---- Data excerpts

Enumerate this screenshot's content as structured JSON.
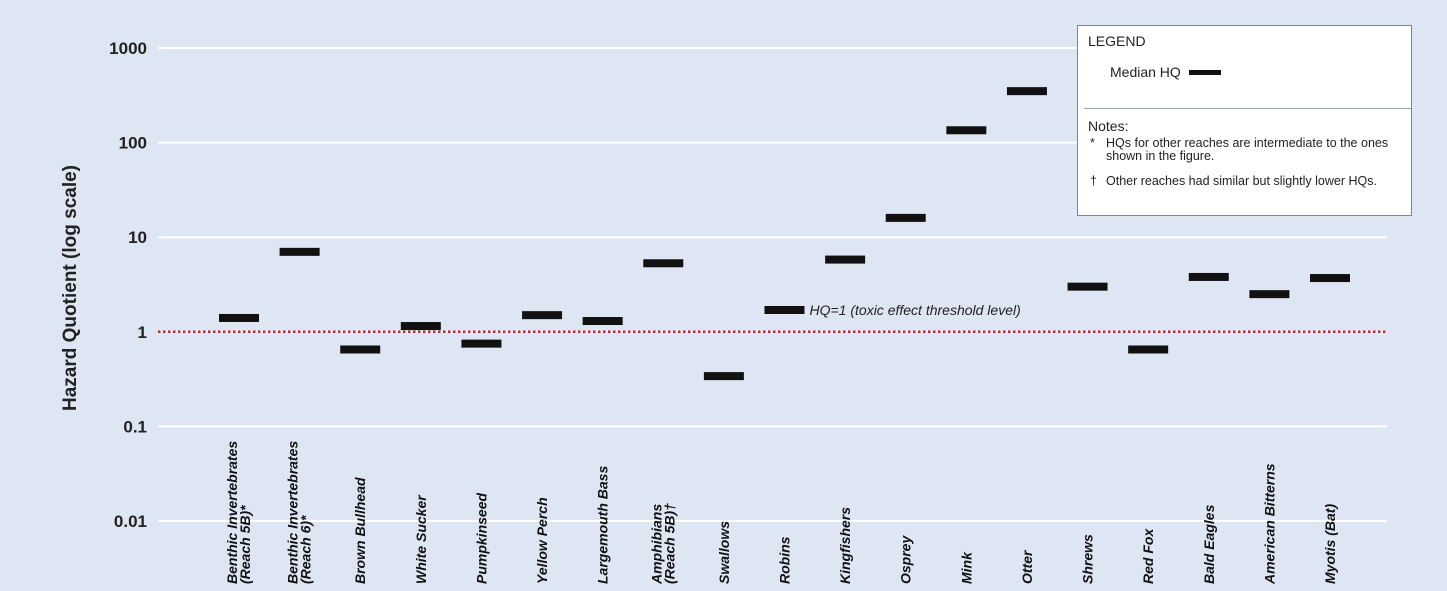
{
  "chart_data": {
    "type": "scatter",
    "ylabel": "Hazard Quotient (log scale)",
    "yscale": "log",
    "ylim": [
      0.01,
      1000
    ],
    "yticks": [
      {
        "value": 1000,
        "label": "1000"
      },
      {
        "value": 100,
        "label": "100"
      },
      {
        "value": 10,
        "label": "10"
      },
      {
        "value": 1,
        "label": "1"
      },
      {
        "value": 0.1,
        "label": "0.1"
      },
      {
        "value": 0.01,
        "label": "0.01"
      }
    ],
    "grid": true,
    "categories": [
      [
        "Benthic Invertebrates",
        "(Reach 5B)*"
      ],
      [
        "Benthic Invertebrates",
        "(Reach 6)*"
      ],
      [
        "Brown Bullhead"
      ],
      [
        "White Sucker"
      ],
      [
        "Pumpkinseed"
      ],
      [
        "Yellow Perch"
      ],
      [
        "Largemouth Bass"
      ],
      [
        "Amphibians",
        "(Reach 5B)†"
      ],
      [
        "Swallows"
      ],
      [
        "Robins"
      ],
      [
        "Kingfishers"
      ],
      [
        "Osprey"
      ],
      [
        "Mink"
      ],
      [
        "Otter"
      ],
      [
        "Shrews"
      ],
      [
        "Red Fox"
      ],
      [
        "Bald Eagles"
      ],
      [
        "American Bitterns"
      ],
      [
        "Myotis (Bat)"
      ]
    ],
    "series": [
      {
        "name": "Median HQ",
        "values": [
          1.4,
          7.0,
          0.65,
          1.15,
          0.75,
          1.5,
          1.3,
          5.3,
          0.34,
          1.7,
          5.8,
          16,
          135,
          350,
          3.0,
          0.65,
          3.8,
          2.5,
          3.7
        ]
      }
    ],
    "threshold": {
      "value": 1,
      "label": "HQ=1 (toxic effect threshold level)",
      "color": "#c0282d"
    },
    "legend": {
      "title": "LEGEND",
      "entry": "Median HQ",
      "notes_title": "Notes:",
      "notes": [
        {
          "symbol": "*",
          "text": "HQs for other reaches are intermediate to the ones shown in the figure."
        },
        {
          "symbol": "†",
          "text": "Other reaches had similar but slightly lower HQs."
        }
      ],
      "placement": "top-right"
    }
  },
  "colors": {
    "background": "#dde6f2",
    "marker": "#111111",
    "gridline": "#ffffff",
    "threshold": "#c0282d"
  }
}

--------
---- Data excerpts

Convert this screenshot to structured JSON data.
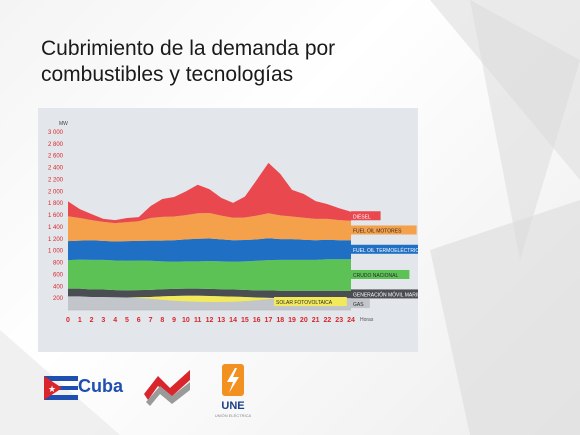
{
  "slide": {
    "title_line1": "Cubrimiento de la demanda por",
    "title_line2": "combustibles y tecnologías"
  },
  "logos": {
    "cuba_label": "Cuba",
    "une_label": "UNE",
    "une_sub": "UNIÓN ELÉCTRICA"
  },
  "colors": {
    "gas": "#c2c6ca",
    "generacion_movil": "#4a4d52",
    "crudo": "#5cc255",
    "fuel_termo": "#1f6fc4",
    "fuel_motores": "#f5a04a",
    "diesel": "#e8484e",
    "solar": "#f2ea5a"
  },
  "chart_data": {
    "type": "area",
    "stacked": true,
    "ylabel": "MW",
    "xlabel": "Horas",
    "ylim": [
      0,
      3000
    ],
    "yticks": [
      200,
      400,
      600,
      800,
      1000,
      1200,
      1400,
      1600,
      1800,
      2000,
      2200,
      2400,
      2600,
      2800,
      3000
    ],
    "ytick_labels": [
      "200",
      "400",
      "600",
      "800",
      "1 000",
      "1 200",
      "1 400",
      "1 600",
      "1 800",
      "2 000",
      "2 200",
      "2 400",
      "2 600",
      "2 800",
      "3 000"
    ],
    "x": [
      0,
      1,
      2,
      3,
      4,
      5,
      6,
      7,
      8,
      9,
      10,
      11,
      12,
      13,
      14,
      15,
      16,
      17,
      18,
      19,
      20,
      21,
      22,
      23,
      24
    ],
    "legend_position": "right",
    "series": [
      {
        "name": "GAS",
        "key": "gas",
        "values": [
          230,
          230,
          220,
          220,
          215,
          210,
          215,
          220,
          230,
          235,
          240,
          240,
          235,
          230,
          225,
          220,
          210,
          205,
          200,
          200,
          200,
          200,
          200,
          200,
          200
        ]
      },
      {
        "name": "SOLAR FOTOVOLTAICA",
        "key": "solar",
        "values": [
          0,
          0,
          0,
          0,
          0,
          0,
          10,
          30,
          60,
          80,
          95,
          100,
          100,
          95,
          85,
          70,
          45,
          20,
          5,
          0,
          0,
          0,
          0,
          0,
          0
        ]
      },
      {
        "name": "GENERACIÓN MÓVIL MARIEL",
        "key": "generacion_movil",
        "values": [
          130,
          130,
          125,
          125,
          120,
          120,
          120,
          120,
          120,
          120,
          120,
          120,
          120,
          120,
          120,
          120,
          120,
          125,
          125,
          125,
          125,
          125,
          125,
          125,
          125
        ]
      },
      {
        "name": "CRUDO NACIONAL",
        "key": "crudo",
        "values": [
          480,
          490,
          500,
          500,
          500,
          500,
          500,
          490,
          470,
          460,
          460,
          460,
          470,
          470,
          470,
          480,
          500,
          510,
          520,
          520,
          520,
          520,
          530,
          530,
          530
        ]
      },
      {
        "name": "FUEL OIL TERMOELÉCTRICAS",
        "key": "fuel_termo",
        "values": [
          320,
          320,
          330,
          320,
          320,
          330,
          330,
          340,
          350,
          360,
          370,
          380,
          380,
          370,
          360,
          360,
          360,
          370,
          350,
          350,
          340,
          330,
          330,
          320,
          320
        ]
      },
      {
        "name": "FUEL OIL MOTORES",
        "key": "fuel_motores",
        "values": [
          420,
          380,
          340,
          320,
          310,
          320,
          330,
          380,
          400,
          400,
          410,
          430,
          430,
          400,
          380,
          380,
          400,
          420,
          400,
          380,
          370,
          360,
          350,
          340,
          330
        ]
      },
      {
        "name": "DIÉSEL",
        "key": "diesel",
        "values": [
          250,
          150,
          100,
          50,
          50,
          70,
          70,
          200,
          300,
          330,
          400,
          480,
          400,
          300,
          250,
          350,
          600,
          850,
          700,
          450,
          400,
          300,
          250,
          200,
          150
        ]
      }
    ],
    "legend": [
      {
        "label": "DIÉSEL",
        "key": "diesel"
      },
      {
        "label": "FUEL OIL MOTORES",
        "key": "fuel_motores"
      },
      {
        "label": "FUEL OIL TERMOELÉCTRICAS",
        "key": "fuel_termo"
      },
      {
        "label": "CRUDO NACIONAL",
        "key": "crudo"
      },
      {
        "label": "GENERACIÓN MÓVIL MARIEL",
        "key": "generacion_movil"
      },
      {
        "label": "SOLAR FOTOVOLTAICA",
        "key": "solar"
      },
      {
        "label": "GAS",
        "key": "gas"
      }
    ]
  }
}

--------
---- Data excerpts

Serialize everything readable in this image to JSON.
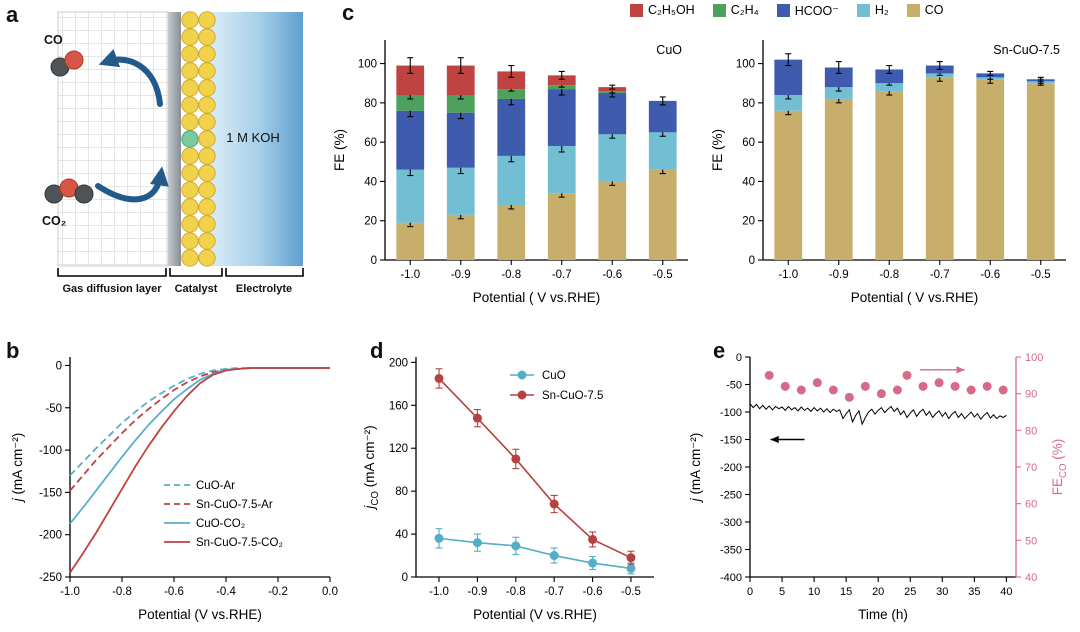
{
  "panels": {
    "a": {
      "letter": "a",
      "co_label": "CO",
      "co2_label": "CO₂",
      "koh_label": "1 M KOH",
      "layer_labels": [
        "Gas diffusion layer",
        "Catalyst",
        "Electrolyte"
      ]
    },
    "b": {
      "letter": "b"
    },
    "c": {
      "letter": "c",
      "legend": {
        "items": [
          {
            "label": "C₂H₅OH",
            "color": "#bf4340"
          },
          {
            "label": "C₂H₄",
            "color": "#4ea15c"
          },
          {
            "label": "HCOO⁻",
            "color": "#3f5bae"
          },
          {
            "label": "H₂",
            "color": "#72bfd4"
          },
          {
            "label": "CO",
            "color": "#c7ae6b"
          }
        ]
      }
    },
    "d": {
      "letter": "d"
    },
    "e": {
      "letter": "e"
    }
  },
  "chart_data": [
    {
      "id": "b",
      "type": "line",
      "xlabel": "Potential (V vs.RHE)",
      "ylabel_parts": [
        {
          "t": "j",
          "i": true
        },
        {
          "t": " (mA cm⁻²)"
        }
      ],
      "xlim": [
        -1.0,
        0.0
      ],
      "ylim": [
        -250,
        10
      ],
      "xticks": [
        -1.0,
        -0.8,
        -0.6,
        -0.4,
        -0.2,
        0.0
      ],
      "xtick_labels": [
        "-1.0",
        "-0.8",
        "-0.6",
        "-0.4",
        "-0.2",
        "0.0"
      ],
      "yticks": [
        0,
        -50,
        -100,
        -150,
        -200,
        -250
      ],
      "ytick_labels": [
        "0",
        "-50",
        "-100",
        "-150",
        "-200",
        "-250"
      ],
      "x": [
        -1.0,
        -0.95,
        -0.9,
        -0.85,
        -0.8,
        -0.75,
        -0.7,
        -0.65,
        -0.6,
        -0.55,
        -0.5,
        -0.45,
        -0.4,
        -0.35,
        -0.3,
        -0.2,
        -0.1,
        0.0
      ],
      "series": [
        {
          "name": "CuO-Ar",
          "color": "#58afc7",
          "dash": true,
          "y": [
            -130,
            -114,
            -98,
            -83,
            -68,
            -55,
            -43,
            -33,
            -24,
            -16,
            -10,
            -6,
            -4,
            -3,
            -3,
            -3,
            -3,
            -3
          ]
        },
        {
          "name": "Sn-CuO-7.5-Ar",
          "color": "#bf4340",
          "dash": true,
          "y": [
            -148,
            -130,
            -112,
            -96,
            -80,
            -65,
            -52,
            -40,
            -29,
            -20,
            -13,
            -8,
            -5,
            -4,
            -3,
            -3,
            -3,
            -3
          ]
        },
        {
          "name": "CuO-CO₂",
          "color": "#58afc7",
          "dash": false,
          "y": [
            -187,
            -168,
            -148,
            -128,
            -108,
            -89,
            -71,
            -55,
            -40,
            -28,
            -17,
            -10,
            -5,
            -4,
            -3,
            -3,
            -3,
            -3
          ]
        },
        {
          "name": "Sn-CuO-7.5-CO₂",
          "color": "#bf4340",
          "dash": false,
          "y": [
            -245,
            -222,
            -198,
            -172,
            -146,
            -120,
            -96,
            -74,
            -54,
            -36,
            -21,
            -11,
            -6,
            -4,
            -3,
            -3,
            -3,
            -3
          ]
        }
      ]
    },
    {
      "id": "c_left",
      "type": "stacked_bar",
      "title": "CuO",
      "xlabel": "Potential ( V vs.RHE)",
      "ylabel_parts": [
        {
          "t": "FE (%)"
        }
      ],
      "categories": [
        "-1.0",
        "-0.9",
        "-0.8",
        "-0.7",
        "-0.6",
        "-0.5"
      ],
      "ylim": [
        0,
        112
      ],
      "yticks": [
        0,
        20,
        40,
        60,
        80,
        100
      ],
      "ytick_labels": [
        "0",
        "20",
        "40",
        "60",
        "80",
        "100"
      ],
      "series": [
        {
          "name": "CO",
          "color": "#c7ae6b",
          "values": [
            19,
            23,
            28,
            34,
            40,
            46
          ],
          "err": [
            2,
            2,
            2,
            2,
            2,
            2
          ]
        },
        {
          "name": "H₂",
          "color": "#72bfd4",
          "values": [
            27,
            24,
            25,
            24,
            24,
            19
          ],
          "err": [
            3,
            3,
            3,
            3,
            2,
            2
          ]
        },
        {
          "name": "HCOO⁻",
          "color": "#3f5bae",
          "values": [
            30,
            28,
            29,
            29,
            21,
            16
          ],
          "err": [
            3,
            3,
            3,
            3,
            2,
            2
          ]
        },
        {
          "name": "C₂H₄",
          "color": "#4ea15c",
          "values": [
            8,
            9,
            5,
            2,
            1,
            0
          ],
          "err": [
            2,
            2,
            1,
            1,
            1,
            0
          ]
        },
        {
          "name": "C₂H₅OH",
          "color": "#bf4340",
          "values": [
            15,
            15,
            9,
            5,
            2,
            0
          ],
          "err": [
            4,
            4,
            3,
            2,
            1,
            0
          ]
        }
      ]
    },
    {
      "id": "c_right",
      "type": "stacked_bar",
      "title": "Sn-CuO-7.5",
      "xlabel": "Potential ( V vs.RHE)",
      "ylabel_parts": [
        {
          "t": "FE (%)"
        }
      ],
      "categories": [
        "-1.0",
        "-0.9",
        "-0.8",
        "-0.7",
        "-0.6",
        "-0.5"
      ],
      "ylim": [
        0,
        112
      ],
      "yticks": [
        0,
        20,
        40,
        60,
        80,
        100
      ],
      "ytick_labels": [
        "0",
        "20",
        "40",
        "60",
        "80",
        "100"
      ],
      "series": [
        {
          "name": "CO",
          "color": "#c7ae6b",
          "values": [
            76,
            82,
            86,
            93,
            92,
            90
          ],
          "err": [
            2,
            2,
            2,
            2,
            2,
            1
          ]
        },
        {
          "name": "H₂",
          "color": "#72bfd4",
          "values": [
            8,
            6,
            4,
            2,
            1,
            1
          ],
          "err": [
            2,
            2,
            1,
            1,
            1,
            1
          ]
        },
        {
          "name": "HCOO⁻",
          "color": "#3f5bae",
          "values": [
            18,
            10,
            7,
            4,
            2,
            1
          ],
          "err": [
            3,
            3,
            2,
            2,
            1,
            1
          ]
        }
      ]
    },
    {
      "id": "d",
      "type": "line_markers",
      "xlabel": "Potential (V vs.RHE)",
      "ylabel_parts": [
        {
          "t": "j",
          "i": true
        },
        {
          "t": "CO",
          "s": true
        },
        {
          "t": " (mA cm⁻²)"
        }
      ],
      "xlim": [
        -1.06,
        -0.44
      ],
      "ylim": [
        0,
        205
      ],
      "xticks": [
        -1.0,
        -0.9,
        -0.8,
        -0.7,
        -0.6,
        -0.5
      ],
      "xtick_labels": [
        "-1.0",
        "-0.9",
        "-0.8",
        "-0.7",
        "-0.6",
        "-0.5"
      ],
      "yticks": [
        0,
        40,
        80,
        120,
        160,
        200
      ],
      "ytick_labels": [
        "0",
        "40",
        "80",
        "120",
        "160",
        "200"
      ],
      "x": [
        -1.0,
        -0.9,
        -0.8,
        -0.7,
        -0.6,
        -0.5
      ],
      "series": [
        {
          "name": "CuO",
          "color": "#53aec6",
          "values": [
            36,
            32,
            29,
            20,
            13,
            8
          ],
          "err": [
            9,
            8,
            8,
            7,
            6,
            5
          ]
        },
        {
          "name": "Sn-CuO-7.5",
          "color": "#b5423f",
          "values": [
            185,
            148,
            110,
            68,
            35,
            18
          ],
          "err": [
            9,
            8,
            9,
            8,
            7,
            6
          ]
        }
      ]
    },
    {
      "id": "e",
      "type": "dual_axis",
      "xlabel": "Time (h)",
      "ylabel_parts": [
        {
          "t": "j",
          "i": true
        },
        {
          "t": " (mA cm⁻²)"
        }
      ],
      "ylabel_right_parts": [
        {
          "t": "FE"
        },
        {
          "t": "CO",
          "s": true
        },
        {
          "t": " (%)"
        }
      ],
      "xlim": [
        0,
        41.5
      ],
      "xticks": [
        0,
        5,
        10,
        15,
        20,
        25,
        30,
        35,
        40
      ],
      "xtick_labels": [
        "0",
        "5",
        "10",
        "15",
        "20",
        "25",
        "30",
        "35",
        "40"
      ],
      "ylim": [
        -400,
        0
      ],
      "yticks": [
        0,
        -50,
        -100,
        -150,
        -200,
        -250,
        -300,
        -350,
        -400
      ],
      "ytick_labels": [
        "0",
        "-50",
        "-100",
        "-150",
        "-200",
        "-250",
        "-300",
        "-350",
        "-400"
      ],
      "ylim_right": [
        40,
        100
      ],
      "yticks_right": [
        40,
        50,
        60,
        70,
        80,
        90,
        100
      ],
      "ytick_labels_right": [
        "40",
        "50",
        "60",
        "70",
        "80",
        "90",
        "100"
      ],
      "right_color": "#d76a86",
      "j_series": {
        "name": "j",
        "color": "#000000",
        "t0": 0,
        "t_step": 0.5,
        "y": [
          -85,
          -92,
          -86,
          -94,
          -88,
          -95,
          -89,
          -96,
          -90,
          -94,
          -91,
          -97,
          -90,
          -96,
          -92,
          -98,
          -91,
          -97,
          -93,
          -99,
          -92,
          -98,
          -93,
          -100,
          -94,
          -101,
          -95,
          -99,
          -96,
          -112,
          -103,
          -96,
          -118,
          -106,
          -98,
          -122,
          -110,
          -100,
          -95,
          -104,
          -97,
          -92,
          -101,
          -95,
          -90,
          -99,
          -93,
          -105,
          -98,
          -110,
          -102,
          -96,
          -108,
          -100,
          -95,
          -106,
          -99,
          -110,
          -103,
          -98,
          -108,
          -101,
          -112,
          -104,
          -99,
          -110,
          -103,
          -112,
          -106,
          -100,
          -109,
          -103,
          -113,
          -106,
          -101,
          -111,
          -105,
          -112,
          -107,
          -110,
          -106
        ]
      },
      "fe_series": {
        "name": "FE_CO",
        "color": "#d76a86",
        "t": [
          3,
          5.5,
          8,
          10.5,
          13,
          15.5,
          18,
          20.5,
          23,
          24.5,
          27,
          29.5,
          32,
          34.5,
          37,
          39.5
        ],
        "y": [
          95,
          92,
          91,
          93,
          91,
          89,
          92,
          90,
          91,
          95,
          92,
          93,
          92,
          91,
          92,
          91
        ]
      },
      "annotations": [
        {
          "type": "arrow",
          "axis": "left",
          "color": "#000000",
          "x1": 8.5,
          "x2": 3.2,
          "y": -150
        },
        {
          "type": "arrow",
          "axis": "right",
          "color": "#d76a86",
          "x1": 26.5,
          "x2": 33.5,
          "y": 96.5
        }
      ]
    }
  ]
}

--------

## Challenge
Go through the listing above and locate each line that holds the word "MARIEL". Copy those lines.

## Final answer
        "name": "GENERACIÓN MÓVIL MARIEL",
        "label": "GENERACIÓN MÓVIL MARIEL",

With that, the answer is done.